Requirement
Omit the pictures and output every entry below exactly as written.

[Figure contents as structured data]
%%
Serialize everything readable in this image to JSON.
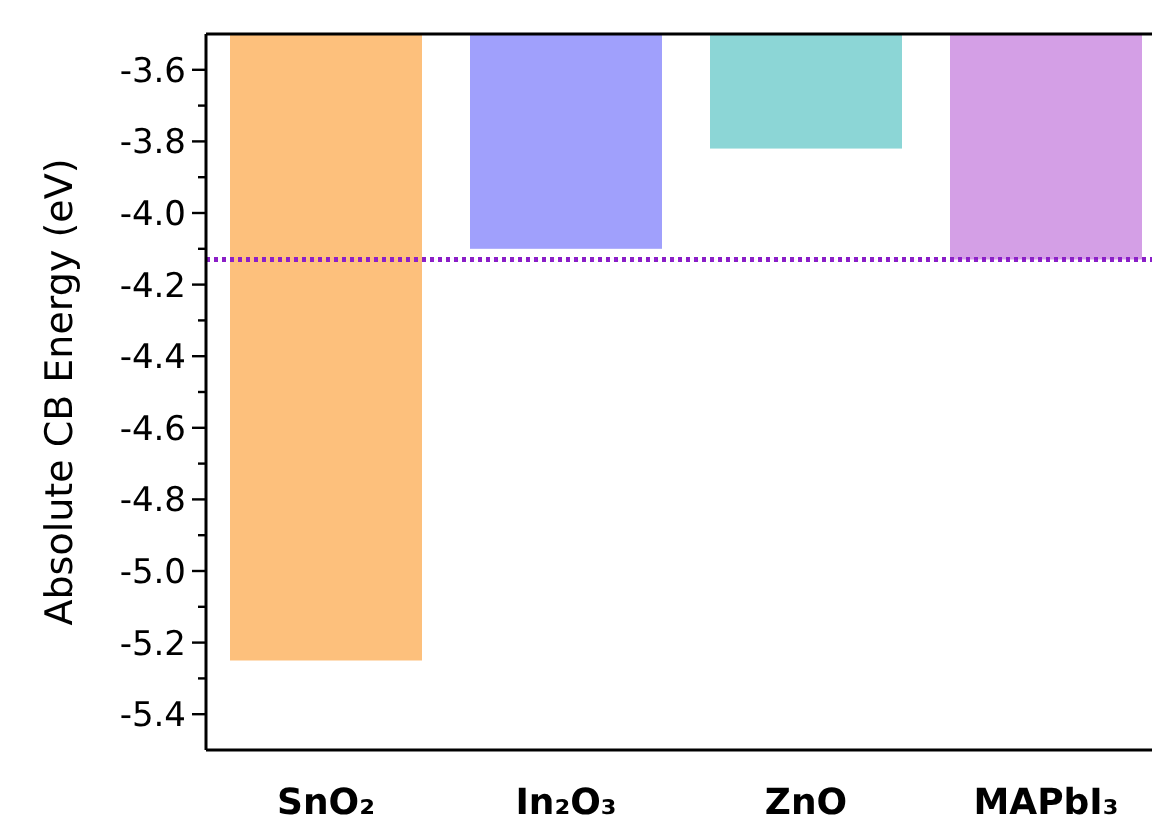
{
  "chart_data": {
    "type": "bar",
    "ylabel": "Absolute CB Energy (eV)",
    "categories": [
      "SnO₂",
      "In₂O₃",
      "ZnO",
      "MAPbI₃"
    ],
    "values": [
      -5.25,
      -4.1,
      -3.82,
      -4.13
    ],
    "colors": [
      "#fdc07c",
      "#a0a0fc",
      "#8cd6d6",
      "#d49fe6"
    ],
    "ylim": [
      -5.5,
      -3.5
    ],
    "yticks": [
      -3.6,
      {
        "value": -3.7,
        "label": null
      },
      -3.8,
      {
        "value": -3.9,
        "label": null
      },
      {
        "value": -4.0,
        "label": "-4.0"
      },
      {
        "value": -4.1,
        "label": null
      },
      -4.2,
      {
        "value": -4.3,
        "label": null
      },
      -4.4,
      {
        "value": -4.5,
        "label": null
      },
      -4.6,
      {
        "value": -4.7,
        "label": null
      },
      -4.8,
      {
        "value": -4.9,
        "label": null
      },
      {
        "value": -5.0,
        "label": "-5.0"
      },
      {
        "value": -5.1,
        "label": null
      },
      -5.2,
      {
        "value": -5.3,
        "label": null
      },
      -5.4
    ],
    "ref_lines": [
      {
        "axis": "y",
        "value": -4.13,
        "color": "#8a1fc8",
        "line_style": "dotted"
      }
    ],
    "grid": false
  }
}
%%
Solution to this exercise
Serialize everything readable in this image to JSON.
{
  "chart_data": {
    "type": "bar",
    "ylabel": "Absolute CB Energy (eV)",
    "categories": [
      "SnO₂",
      "In₂O₃",
      "ZnO",
      "MAPbI₃"
    ],
    "values": [
      -5.25,
      -4.1,
      -3.82,
      -4.13
    ],
    "colors": [
      "#fdc07c",
      "#a0a0fc",
      "#8cd6d6",
      "#d49fe6"
    ],
    "ylim": [
      -5.5,
      -3.5
    ],
    "yticks": [
      -3.6,
      {
        "value": -3.7,
        "label": null
      },
      -3.8,
      {
        "value": -3.9,
        "label": null
      },
      {
        "value": -4.0,
        "label": "-4.0"
      },
      {
        "value": -4.1,
        "label": null
      },
      -4.2,
      {
        "value": -4.3,
        "label": null
      },
      -4.4,
      {
        "value": -4.5,
        "label": null
      },
      -4.6,
      {
        "value": -4.7,
        "label": null
      },
      -4.8,
      {
        "value": -4.9,
        "label": null
      },
      {
        "value": -5.0,
        "label": "-5.0"
      },
      {
        "value": -5.1,
        "label": null
      },
      -5.2,
      {
        "value": -5.3,
        "label": null
      },
      -5.4
    ],
    "ref_lines": [
      {
        "axis": "y",
        "value": -4.13,
        "color": "#8a1fc8",
        "line_style": "dotted"
      }
    ],
    "grid": false
  }
}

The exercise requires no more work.